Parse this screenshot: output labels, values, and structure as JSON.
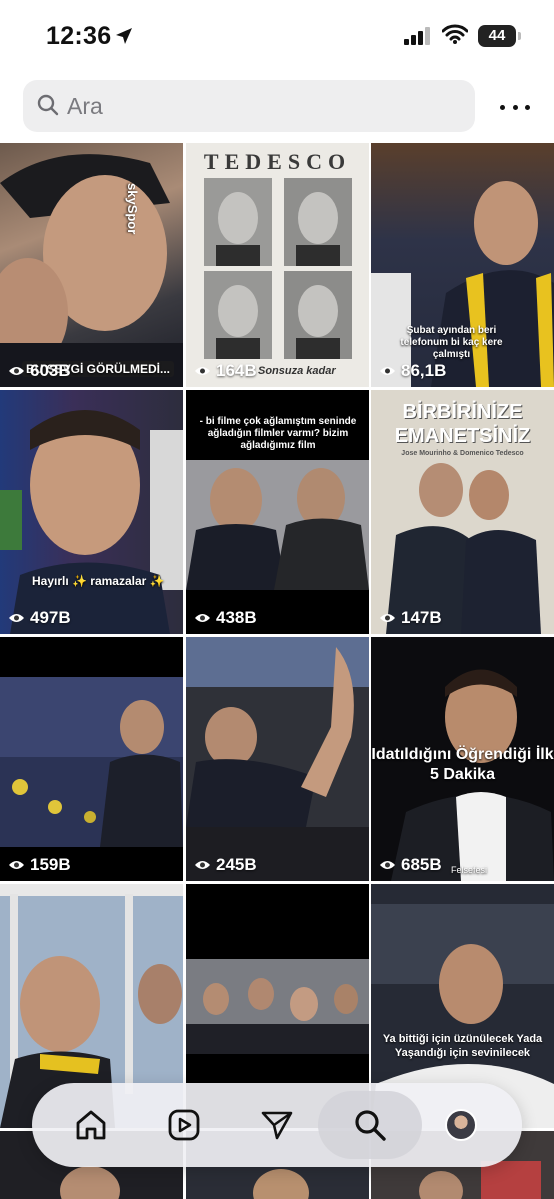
{
  "status_bar": {
    "time": "12:36",
    "battery": "44"
  },
  "search": {
    "placeholder": "Ara"
  },
  "grid": {
    "tiles": [
      {
        "views": "603B",
        "caption": "BU SEVGİ GÖRÜLMEDİ...",
        "watermark": "skySpor"
      },
      {
        "views": "164B",
        "title": "TEDESCO",
        "caption": "Sonsuza kadar"
      },
      {
        "views": "86,1B",
        "caption": "Şubat ayından beri telefonum bi kaç kere çalmıştı"
      },
      {
        "views": "497B",
        "caption": "Hayırlı ✨ ramazalar ✨"
      },
      {
        "views": "438B",
        "caption": "- bi filme çok ağlamıştım seninde ağladığın filmler varmı? bizim ağladığımız film"
      },
      {
        "views": "147B",
        "title": "BİRBİRİNİZE EMANETSİNİZ",
        "subtitle": "Jose Mourinho & Domenico Tedesco"
      },
      {
        "views": "159B"
      },
      {
        "views": "245B"
      },
      {
        "views": "685B",
        "caption": "Idatıldığını Öğrendiği İlk 5 Dakika",
        "watermark": "Felsefesi"
      },
      {
        "views": ""
      },
      {
        "views": ""
      },
      {
        "views": "",
        "caption": "Ya bittiği için üzünülecek Yada Yaşandığı için sevinilecek"
      }
    ]
  },
  "nav": {
    "items": [
      "home-icon",
      "reels-icon",
      "send-icon",
      "search-icon",
      "profile-avatar"
    ]
  }
}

## What needs to be done
Locate the word "caption" in the records and collect each line it appears in.

## Response for this exercise
        "caption": "BU SEVGİ GÖRÜLMEDİ...",
        "caption": "Sonsuza kadar"
        "caption": "Şubat ayından beri telefonum bi kaç kere çalmıştı"
        "caption": "Hayırlı ✨ ramazalar ✨"
        "caption": "- bi filme çok ağlamıştım seninde ağladığın filmler varmı? bizim ağladığımız film"
        "caption": "Idatıldığını Öğrendiği İlk 5 Dakika",
        "caption": "Ya bittiği için üzünülecek Yada Yaşandığı için sevinilecek"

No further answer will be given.